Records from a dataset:
•••••
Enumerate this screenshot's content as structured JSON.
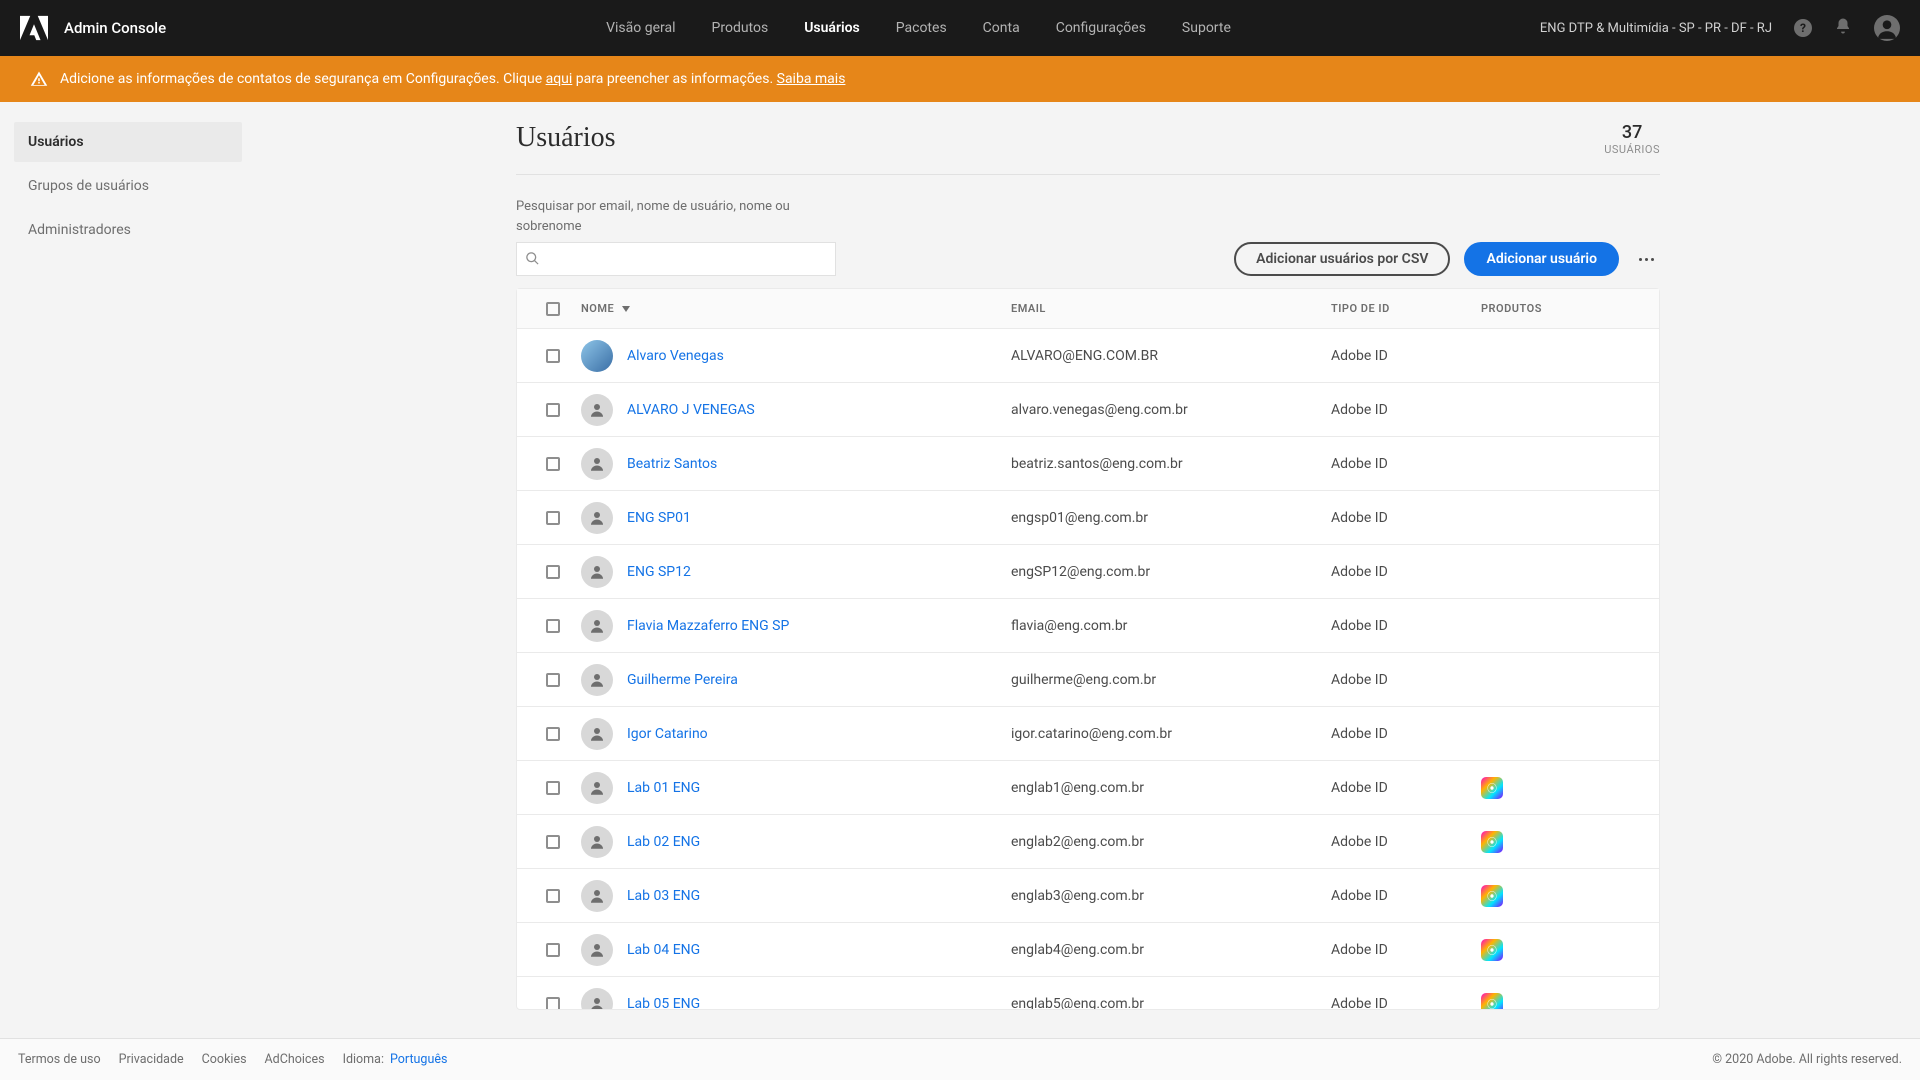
{
  "header": {
    "app_title": "Admin Console",
    "nav": [
      "Visão geral",
      "Produtos",
      "Usuários",
      "Pacotes",
      "Conta",
      "Configurações",
      "Suporte"
    ],
    "nav_active_index": 2,
    "org_label": "ENG DTP & Multimídia - SP - PR - DF - RJ"
  },
  "alert": {
    "prefix": "Adicione as informações de contatos de segurança em Configurações. Clique ",
    "link1": "aqui",
    "middle": " para preencher as informações. ",
    "link2": "Saiba mais"
  },
  "sidebar": {
    "items": [
      "Usuários",
      "Grupos de usuários",
      "Administradores"
    ],
    "active_index": 0
  },
  "page": {
    "title": "Usuários",
    "count_value": "37",
    "count_label": "USUÁRIOS",
    "search_label": "Pesquisar por email, nome de usuário, nome ou sobrenome",
    "btn_csv": "Adicionar usuários por CSV",
    "btn_add": "Adicionar usuário"
  },
  "table": {
    "cols": {
      "name": "NOME",
      "email": "EMAIL",
      "idtype": "TIPO DE ID",
      "products": "PRODUTOS"
    },
    "rows": [
      {
        "name": "Alvaro Venegas",
        "email": "ALVARO@ENG.COM.BR",
        "idtype": "Adobe ID",
        "prod": false,
        "photo": true
      },
      {
        "name": "ALVARO J VENEGAS",
        "email": "alvaro.venegas@eng.com.br",
        "idtype": "Adobe ID",
        "prod": false,
        "photo": false
      },
      {
        "name": "Beatriz Santos",
        "email": "beatriz.santos@eng.com.br",
        "idtype": "Adobe ID",
        "prod": false,
        "photo": false
      },
      {
        "name": "ENG SP01",
        "email": "engsp01@eng.com.br",
        "idtype": "Adobe ID",
        "prod": false,
        "photo": false
      },
      {
        "name": "ENG SP12",
        "email": "engSP12@eng.com.br",
        "idtype": "Adobe ID",
        "prod": false,
        "photo": false
      },
      {
        "name": "Flavia Mazzaferro ENG SP",
        "email": "flavia@eng.com.br",
        "idtype": "Adobe ID",
        "prod": false,
        "photo": false
      },
      {
        "name": "Guilherme Pereira",
        "email": "guilherme@eng.com.br",
        "idtype": "Adobe ID",
        "prod": false,
        "photo": false
      },
      {
        "name": "Igor Catarino",
        "email": "igor.catarino@eng.com.br",
        "idtype": "Adobe ID",
        "prod": false,
        "photo": false
      },
      {
        "name": "Lab 01 ENG",
        "email": "englab1@eng.com.br",
        "idtype": "Adobe ID",
        "prod": true,
        "photo": false
      },
      {
        "name": "Lab 02 ENG",
        "email": "englab2@eng.com.br",
        "idtype": "Adobe ID",
        "prod": true,
        "photo": false
      },
      {
        "name": "Lab 03 ENG",
        "email": "englab3@eng.com.br",
        "idtype": "Adobe ID",
        "prod": true,
        "photo": false
      },
      {
        "name": "Lab 04 ENG",
        "email": "englab4@eng.com.br",
        "idtype": "Adobe ID",
        "prod": true,
        "photo": false
      },
      {
        "name": "Lab 05 ENG",
        "email": "englab5@eng.com.br",
        "idtype": "Adobe ID",
        "prod": true,
        "photo": false
      }
    ]
  },
  "footer": {
    "links": [
      "Termos de uso",
      "Privacidade",
      "Cookies",
      "AdChoices"
    ],
    "lang_label": "Idioma:",
    "lang_value": "Português",
    "copyright": "© 2020 Adobe. All rights reserved."
  }
}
•••••
PROBLEM REQUIREMENTS: Leave out the pictures and output every record above precisely as given.

ANSWER TO THE EXERCISE:
Enumerate this screenshot's content as structured JSON.
{
  "header": {
    "app_title": "Admin Console",
    "nav": [
      "Visão geral",
      "Produtos",
      "Usuários",
      "Pacotes",
      "Conta",
      "Configurações",
      "Suporte"
    ],
    "nav_active_index": 2,
    "org_label": "ENG DTP & Multimídia - SP - PR - DF - RJ"
  },
  "alert": {
    "prefix": "Adicione as informações de contatos de segurança em Configurações. Clique ",
    "link1": "aqui",
    "middle": " para preencher as informações. ",
    "link2": "Saiba mais"
  },
  "sidebar": {
    "items": [
      "Usuários",
      "Grupos de usuários",
      "Administradores"
    ],
    "active_index": 0
  },
  "page": {
    "title": "Usuários",
    "count_value": "37",
    "count_label": "USUÁRIOS",
    "search_label": "Pesquisar por email, nome de usuário, nome ou sobrenome",
    "btn_csv": "Adicionar usuários por CSV",
    "btn_add": "Adicionar usuário"
  },
  "table": {
    "cols": {
      "name": "NOME",
      "email": "EMAIL",
      "idtype": "TIPO DE ID",
      "products": "PRODUTOS"
    },
    "rows": [
      {
        "name": "Alvaro Venegas",
        "email": "ALVARO@ENG.COM.BR",
        "idtype": "Adobe ID",
        "prod": false,
        "photo": true
      },
      {
        "name": "ALVARO J VENEGAS",
        "email": "alvaro.venegas@eng.com.br",
        "idtype": "Adobe ID",
        "prod": false,
        "photo": false
      },
      {
        "name": "Beatriz Santos",
        "email": "beatriz.santos@eng.com.br",
        "idtype": "Adobe ID",
        "prod": false,
        "photo": false
      },
      {
        "name": "ENG SP01",
        "email": "engsp01@eng.com.br",
        "idtype": "Adobe ID",
        "prod": false,
        "photo": false
      },
      {
        "name": "ENG SP12",
        "email": "engSP12@eng.com.br",
        "idtype": "Adobe ID",
        "prod": false,
        "photo": false
      },
      {
        "name": "Flavia Mazzaferro ENG SP",
        "email": "flavia@eng.com.br",
        "idtype": "Adobe ID",
        "prod": false,
        "photo": false
      },
      {
        "name": "Guilherme Pereira",
        "email": "guilherme@eng.com.br",
        "idtype": "Adobe ID",
        "prod": false,
        "photo": false
      },
      {
        "name": "Igor Catarino",
        "email": "igor.catarino@eng.com.br",
        "idtype": "Adobe ID",
        "prod": false,
        "photo": false
      },
      {
        "name": "Lab 01 ENG",
        "email": "englab1@eng.com.br",
        "idtype": "Adobe ID",
        "prod": true,
        "photo": false
      },
      {
        "name": "Lab 02 ENG",
        "email": "englab2@eng.com.br",
        "idtype": "Adobe ID",
        "prod": true,
        "photo": false
      },
      {
        "name": "Lab 03 ENG",
        "email": "englab3@eng.com.br",
        "idtype": "Adobe ID",
        "prod": true,
        "photo": false
      },
      {
        "name": "Lab 04 ENG",
        "email": "englab4@eng.com.br",
        "idtype": "Adobe ID",
        "prod": true,
        "photo": false
      },
      {
        "name": "Lab 05 ENG",
        "email": "englab5@eng.com.br",
        "idtype": "Adobe ID",
        "prod": true,
        "photo": false
      }
    ]
  },
  "footer": {
    "links": [
      "Termos de uso",
      "Privacidade",
      "Cookies",
      "AdChoices"
    ],
    "lang_label": "Idioma:",
    "lang_value": "Português",
    "copyright": "© 2020 Adobe. All rights reserved."
  }
}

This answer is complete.